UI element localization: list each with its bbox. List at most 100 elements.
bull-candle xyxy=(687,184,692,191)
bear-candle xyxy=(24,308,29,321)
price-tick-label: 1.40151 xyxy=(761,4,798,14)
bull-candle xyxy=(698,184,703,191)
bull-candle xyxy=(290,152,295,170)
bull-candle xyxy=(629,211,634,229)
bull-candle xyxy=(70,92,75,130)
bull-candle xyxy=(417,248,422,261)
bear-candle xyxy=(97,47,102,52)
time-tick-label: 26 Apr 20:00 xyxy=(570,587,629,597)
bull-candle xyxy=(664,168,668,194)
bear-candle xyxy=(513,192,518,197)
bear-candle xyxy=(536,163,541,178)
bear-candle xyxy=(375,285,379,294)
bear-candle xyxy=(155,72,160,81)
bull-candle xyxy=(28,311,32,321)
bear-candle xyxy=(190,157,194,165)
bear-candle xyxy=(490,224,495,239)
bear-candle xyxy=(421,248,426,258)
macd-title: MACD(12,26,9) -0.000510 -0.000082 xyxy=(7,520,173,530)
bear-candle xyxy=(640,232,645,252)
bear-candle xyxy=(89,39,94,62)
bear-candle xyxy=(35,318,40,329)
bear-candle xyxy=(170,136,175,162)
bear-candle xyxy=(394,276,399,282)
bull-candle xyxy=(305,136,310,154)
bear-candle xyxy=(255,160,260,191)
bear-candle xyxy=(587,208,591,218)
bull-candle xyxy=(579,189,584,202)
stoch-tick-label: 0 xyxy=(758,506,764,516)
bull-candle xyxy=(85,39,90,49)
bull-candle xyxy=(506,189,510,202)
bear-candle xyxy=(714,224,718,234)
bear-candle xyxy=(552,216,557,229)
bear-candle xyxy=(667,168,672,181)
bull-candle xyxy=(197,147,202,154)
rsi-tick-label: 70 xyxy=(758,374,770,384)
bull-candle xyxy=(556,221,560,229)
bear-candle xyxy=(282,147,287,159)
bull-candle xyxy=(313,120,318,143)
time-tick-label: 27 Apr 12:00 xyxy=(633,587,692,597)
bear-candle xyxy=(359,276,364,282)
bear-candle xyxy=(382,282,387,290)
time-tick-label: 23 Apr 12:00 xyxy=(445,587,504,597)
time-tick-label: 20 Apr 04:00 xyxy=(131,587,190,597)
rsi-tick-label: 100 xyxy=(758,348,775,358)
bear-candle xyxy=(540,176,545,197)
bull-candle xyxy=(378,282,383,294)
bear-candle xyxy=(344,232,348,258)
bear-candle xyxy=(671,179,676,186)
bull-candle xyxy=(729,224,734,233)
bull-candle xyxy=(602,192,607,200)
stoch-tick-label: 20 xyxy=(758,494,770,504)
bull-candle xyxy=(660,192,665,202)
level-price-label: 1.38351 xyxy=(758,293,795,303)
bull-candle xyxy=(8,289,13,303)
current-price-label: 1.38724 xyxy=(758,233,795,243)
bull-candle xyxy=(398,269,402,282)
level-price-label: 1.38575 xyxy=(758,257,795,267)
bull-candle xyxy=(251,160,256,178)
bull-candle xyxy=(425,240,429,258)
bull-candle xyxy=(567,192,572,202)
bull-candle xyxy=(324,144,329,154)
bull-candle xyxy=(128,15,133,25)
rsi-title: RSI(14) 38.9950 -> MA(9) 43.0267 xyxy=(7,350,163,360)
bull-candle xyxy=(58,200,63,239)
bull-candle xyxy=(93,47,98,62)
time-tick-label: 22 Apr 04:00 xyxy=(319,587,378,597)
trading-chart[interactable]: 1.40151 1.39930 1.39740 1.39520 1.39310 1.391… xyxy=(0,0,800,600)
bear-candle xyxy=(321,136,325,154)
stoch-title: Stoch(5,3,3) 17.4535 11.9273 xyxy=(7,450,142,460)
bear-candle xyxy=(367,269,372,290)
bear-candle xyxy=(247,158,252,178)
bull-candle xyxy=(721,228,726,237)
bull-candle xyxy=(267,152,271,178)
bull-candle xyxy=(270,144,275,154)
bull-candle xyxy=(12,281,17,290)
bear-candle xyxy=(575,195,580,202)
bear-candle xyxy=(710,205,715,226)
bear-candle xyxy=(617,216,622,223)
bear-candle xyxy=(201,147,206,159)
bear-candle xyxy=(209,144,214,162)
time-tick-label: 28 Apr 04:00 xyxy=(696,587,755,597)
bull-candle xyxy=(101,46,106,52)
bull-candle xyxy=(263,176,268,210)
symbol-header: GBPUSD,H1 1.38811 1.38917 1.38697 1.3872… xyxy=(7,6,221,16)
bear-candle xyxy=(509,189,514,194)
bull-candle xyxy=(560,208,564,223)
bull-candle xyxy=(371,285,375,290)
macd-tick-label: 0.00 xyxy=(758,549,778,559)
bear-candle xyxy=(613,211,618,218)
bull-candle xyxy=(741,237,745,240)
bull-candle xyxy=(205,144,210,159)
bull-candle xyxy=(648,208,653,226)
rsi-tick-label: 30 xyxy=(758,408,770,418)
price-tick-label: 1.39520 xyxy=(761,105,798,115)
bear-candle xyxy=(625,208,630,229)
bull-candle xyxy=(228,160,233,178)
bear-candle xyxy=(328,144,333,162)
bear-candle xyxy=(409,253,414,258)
^^^^^^^^
> EXERCISE DESCRIPTION:
Retype all of the material above, line for line, without changing a single character.

> EXERCISE RESPONSE:
UI element localization: list each with its bbox. List at most 100 elements.
bull-candle xyxy=(687,184,692,191)
bear-candle xyxy=(24,308,29,321)
price-tick-label: 1.40151 xyxy=(761,4,798,14)
bull-candle xyxy=(698,184,703,191)
bull-candle xyxy=(290,152,295,170)
bull-candle xyxy=(629,211,634,229)
bull-candle xyxy=(70,92,75,130)
bull-candle xyxy=(417,248,422,261)
bear-candle xyxy=(97,47,102,52)
time-tick-label: 26 Apr 20:00 xyxy=(570,587,629,597)
bull-candle xyxy=(664,168,668,194)
bear-candle xyxy=(513,192,518,197)
bear-candle xyxy=(536,163,541,178)
bear-candle xyxy=(375,285,379,294)
bear-candle xyxy=(155,72,160,81)
bull-candle xyxy=(28,311,32,321)
bear-candle xyxy=(190,157,194,165)
bear-candle xyxy=(490,224,495,239)
bear-candle xyxy=(421,248,426,258)
macd-title: MACD(12,26,9) -0.000510 -0.000082 xyxy=(7,520,173,530)
bear-candle xyxy=(640,232,645,252)
bear-candle xyxy=(89,39,94,62)
bear-candle xyxy=(35,318,40,329)
bear-candle xyxy=(170,136,175,162)
bear-candle xyxy=(394,276,399,282)
bull-candle xyxy=(305,136,310,154)
bear-candle xyxy=(255,160,260,191)
bear-candle xyxy=(587,208,591,218)
bull-candle xyxy=(579,189,584,202)
stoch-tick-label: 0 xyxy=(758,506,764,516)
bull-candle xyxy=(85,39,90,49)
bull-candle xyxy=(506,189,510,202)
bear-candle xyxy=(714,224,718,234)
bear-candle xyxy=(552,216,557,229)
bear-candle xyxy=(667,168,672,181)
bull-candle xyxy=(197,147,202,154)
rsi-tick-label: 70 xyxy=(758,374,770,384)
bull-candle xyxy=(556,221,560,229)
bear-candle xyxy=(282,147,287,159)
bull-candle xyxy=(313,120,318,143)
time-tick-label: 27 Apr 12:00 xyxy=(633,587,692,597)
bear-candle xyxy=(359,276,364,282)
bear-candle xyxy=(382,282,387,290)
time-tick-label: 23 Apr 12:00 xyxy=(445,587,504,597)
time-tick-label: 20 Apr 04:00 xyxy=(131,587,190,597)
rsi-tick-label: 100 xyxy=(758,348,775,358)
bear-candle xyxy=(540,176,545,197)
bull-candle xyxy=(378,282,383,294)
bear-candle xyxy=(344,232,348,258)
bear-candle xyxy=(671,179,676,186)
bull-candle xyxy=(729,224,734,233)
bull-candle xyxy=(602,192,607,200)
stoch-tick-label: 20 xyxy=(758,494,770,504)
bull-candle xyxy=(660,192,665,202)
level-price-label: 1.38351 xyxy=(758,293,795,303)
bull-candle xyxy=(8,289,13,303)
current-price-label: 1.38724 xyxy=(758,233,795,243)
bull-candle xyxy=(398,269,402,282)
level-price-label: 1.38575 xyxy=(758,257,795,267)
bull-candle xyxy=(251,160,256,178)
bull-candle xyxy=(425,240,429,258)
bull-candle xyxy=(567,192,572,202)
bull-candle xyxy=(324,144,329,154)
bull-candle xyxy=(128,15,133,25)
rsi-title: RSI(14) 38.9950 -> MA(9) 43.0267 xyxy=(7,350,163,360)
bull-candle xyxy=(58,200,63,239)
bull-candle xyxy=(93,47,98,62)
time-tick-label: 22 Apr 04:00 xyxy=(319,587,378,597)
trading-chart[interactable]: 1.40151 1.39930 1.39740 1.39520 1.39310 1.391… xyxy=(0,0,800,600)
bear-candle xyxy=(321,136,325,154)
stoch-title: Stoch(5,3,3) 17.4535 11.9273 xyxy=(7,450,142,460)
bear-candle xyxy=(367,269,372,290)
bear-candle xyxy=(247,158,252,178)
bull-candle xyxy=(721,228,726,237)
bull-candle xyxy=(267,152,271,178)
bull-candle xyxy=(270,144,275,154)
bull-candle xyxy=(12,281,17,290)
bear-candle xyxy=(575,195,580,202)
bear-candle xyxy=(710,205,715,226)
bear-candle xyxy=(617,216,622,223)
bear-candle xyxy=(201,147,206,159)
bear-candle xyxy=(209,144,214,162)
time-tick-label: 28 Apr 04:00 xyxy=(696,587,755,597)
bull-candle xyxy=(101,46,106,52)
bull-candle xyxy=(263,176,268,210)
symbol-header: GBPUSD,H1 1.38811 1.38917 1.38697 1.3872… xyxy=(7,6,221,16)
bear-candle xyxy=(509,189,514,194)
bull-candle xyxy=(560,208,564,223)
bull-candle xyxy=(371,285,375,290)
macd-tick-label: 0.00 xyxy=(758,549,778,559)
bear-candle xyxy=(613,211,618,218)
bull-candle xyxy=(741,237,745,240)
bull-candle xyxy=(205,144,210,159)
bull-candle xyxy=(648,208,653,226)
rsi-tick-label: 30 xyxy=(758,408,770,418)
price-tick-label: 1.39520 xyxy=(761,105,798,115)
bear-candle xyxy=(625,208,630,229)
bull-candle xyxy=(228,160,233,178)
bear-candle xyxy=(328,144,333,162)
bear-candle xyxy=(409,253,414,258)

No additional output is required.